● **Directions for this task**: Extract all lines containing "into".

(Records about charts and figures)
....

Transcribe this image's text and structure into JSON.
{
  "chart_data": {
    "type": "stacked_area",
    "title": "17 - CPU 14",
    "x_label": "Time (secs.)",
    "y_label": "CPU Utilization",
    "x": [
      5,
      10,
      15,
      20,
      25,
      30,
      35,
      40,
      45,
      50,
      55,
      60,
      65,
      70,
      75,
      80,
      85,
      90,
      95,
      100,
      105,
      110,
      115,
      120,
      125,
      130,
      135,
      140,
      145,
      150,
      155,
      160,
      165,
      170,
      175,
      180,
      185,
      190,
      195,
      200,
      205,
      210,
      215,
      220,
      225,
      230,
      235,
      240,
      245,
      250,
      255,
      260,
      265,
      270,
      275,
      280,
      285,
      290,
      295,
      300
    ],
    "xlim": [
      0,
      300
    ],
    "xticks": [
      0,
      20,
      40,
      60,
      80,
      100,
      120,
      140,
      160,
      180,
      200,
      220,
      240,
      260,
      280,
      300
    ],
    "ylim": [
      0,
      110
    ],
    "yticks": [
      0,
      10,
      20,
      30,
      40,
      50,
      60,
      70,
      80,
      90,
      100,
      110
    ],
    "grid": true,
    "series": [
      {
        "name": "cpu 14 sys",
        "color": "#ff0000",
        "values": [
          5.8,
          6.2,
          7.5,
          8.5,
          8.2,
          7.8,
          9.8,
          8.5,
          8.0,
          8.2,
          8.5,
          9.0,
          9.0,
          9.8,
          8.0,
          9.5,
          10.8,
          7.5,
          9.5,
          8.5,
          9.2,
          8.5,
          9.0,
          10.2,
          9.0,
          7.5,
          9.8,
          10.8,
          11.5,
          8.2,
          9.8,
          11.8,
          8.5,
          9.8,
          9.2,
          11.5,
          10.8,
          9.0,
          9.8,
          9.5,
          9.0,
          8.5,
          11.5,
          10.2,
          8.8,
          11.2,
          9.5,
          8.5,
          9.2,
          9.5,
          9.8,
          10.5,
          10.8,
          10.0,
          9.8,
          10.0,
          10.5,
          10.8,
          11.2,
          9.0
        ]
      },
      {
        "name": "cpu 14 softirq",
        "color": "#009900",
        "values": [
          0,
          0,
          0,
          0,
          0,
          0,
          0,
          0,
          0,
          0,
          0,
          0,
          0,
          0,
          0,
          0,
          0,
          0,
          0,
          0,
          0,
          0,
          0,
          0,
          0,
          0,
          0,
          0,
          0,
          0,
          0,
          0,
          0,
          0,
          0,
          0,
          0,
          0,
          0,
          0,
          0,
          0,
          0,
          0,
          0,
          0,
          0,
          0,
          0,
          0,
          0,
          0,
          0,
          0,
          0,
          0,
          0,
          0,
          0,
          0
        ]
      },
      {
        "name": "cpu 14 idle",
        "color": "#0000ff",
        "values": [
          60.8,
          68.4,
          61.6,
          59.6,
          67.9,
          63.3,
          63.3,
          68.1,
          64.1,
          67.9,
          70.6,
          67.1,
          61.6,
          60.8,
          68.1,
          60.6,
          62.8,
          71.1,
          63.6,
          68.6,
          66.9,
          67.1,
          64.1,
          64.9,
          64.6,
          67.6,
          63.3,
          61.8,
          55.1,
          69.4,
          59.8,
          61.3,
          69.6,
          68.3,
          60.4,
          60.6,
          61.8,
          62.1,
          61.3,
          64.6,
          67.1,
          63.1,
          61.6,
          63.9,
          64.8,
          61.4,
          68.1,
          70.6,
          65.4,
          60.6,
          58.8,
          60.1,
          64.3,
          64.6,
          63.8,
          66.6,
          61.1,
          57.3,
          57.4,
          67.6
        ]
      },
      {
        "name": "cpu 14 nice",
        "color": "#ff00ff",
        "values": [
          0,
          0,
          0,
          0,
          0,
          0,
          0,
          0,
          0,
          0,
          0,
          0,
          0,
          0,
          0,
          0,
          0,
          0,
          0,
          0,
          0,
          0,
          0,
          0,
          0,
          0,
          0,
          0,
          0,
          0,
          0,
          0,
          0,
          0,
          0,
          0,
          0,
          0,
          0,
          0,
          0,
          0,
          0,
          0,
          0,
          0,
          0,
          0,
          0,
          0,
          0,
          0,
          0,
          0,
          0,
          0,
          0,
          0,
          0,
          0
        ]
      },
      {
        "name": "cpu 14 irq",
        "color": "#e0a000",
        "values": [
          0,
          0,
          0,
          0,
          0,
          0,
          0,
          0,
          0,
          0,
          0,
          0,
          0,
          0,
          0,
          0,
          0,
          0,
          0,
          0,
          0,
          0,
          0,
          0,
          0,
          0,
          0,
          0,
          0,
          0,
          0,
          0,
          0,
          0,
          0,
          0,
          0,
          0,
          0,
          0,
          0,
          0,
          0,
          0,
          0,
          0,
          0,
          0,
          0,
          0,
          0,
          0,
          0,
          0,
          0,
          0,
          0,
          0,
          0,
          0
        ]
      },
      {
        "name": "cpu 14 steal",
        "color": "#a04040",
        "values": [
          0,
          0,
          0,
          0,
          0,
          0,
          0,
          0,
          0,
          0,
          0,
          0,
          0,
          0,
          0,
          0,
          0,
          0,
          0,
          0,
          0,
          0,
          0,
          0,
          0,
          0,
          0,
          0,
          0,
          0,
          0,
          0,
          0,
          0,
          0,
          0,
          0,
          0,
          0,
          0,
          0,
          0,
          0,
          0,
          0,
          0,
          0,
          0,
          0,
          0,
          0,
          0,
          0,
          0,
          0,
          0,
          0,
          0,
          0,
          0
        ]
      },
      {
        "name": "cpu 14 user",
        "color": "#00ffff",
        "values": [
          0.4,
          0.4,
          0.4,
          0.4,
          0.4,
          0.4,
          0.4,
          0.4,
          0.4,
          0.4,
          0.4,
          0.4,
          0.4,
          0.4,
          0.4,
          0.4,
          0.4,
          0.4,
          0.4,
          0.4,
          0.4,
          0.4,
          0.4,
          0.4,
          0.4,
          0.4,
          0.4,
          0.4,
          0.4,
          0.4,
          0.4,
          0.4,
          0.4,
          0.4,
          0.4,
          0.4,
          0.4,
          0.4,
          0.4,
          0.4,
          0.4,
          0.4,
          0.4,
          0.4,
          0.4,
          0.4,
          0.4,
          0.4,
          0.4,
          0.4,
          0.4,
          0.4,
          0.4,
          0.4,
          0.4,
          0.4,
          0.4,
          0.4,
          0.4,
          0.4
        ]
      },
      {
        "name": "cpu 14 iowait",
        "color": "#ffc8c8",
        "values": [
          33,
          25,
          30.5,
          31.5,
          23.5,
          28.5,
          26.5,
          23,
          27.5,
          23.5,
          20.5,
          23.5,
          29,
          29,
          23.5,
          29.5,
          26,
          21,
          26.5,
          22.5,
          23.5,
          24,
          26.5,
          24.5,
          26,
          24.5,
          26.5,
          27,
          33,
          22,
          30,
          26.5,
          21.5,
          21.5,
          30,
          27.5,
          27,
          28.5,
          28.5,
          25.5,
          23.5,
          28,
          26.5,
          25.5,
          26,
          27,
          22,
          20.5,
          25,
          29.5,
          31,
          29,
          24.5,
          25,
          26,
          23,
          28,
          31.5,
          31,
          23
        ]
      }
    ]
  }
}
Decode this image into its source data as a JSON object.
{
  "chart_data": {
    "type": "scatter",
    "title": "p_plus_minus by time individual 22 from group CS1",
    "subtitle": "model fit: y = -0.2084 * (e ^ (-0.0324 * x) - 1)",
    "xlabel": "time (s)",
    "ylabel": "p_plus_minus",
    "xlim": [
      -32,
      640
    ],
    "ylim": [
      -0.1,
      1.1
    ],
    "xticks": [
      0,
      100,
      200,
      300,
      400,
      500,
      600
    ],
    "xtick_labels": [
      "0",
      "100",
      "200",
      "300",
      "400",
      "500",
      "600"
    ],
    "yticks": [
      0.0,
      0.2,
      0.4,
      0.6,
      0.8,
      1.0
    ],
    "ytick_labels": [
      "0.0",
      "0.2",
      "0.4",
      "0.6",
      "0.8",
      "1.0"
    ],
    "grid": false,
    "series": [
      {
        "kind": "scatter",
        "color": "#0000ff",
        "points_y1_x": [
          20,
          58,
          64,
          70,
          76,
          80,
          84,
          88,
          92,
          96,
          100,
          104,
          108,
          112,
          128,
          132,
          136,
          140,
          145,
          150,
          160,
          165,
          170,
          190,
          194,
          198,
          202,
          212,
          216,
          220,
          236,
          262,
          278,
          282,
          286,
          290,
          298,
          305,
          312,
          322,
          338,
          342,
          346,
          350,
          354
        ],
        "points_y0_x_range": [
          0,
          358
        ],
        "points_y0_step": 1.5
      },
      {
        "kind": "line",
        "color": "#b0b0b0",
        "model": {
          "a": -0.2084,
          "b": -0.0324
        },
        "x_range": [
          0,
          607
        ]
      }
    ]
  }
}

....

● **Answer in full**:
Transcribe this image's text and structure into JSON.
Decode this image into its source data as a JSON object.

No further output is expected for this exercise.